Dataset entries:
↓↓↓
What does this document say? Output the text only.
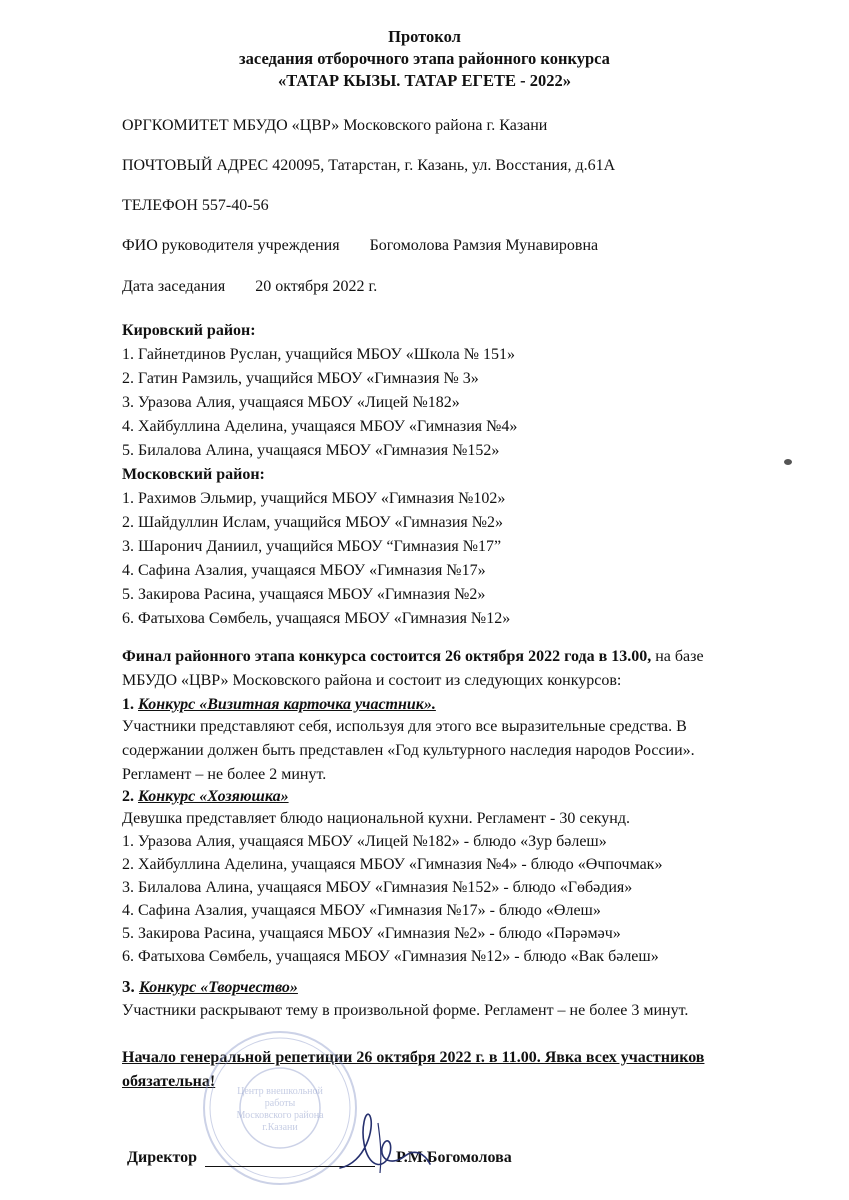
Протокол
заседания отборочного этапа районного конкурса
«ТАТАР КЫЗЫ. ТАТАР ЕГЕТЕ - 2022»
ОРГКОМИТЕТ МБУДО «ЦВР» Московского района г. Казани
ПОЧТОВЫЙ АДРЕС 420095, Татарстан, г. Казань, ул. Восстания, д.61А
ТЕЛЕФОН 557-40-56
ФИО руководителя учреждения Богомолова Рамзия Мунавировна
Дата заседания 20 октября 2022 г.
Кировский район:
1. Гайнетдинов Руслан, учащийся МБОУ «Школа № 151»
2. Гатин Рамзиль, учащийся МБОУ «Гимназия № 3»
3. Уразова Алия, учащаяся МБОУ «Лицей №182»
4. Хайбуллина Аделина, учащаяся МБОУ «Гимназия №4»
5. Билалова Алина, учащаяся МБОУ «Гимназия №152»
Московский район:
1. Рахимов Эльмир, учащийся МБОУ «Гимназия №102»
2. Шайдуллин Ислам, учащийся МБОУ «Гимназия №2»
3. Шаронич Даниил, учащийся МБОУ “Гимназия №17”
4. Сафина Азалия, учащаяся МБОУ «Гимназия №17»
5. Закирова Расина, учащаяся МБОУ «Гимназия №2»
6. Фатыхова Сөмбель, учащаяся МБОУ «Гимназия №12»
Финал районного этапа конкурса состоится 26 октября 2022 года в 13.00, на базе
МБУДО «ЦВР» Московского района и состоит из следующих конкурсов:
1. Конкурс «Визитная карточка участник».
Участники представляют себя, используя для этого все выразительные средства. В
содержании должен быть представлен «Год культурного наследия народов России».
Регламент – не более 2 минут.
2. Конкурс «Хозяюшка»
Девушка представляет блюдо национальной кухни. Регламент - 30 секунд.
1. Уразова Алия, учащаяся МБОУ «Лицей №182» - блюдо «Зур бәлеш»
2. Хайбуллина Аделина, учащаяся МБОУ «Гимназия №4» - блюдо «Өчпочмак»
3. Билалова Алина, учащаяся МБОУ «Гимназия №152» - блюдо «Гөбәдия»
4. Сафина Азалия, учащаяся МБОУ «Гимназия №17» - блюдо «Өлеш»
5. Закирова Расина, учащаяся МБОУ «Гимназия №2» - блюдо «Пәрәмәч»
6. Фатыхова Сөмбель, учащаяся МБОУ «Гимназия №12» - блюдо «Вак бәлеш»
3. Конкурс «Творчество»
Участники раскрывают тему в произвольной форме. Регламент – не более 3 минут.
Начало генеральной репетиции 26 октября 2022 г. в 11.00. Явка всех участников
обязательна!
Центр внешкольной
работы
Московского района
г.Казани
Директор	Р.М.Богомолова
↑↑↑
What to do: Exactly how many lines of the material contain the word "Алина"? Write the number alone.

Solution to this problem: 2